Recorded data:
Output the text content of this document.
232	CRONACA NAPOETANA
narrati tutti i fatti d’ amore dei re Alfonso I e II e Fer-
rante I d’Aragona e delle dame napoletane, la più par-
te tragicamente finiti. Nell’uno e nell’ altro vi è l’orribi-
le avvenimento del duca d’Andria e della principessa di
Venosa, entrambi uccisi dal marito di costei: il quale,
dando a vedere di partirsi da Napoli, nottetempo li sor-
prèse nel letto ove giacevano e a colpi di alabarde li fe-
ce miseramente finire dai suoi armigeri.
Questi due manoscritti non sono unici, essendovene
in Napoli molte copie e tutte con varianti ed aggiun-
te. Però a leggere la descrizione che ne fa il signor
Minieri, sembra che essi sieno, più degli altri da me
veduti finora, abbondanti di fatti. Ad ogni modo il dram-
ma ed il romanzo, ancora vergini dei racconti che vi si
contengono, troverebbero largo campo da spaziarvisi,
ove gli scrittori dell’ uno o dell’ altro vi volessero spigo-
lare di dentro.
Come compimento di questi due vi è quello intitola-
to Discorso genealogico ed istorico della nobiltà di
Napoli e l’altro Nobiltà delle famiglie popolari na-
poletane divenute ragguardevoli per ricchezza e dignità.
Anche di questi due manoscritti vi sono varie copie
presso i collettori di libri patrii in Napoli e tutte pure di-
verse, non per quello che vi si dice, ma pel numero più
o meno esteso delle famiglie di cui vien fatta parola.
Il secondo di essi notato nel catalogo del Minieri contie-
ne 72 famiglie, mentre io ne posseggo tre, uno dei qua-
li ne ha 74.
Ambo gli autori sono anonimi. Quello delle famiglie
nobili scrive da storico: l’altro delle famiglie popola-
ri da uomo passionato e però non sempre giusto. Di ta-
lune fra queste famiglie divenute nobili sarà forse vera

* **Problem statement**
Find all lines holding the string "Napoli" and copy them.

* **Full output**
dando a vedere di partirsi da Napoli, nottetempo li sor-
in Napoli molte copie e tutte con varianti ed aggiun-
Napoli e l’altro Nobiltà delle famiglie popolari na-
presso i collettori di libri patrii in Napoli e tutte pure di-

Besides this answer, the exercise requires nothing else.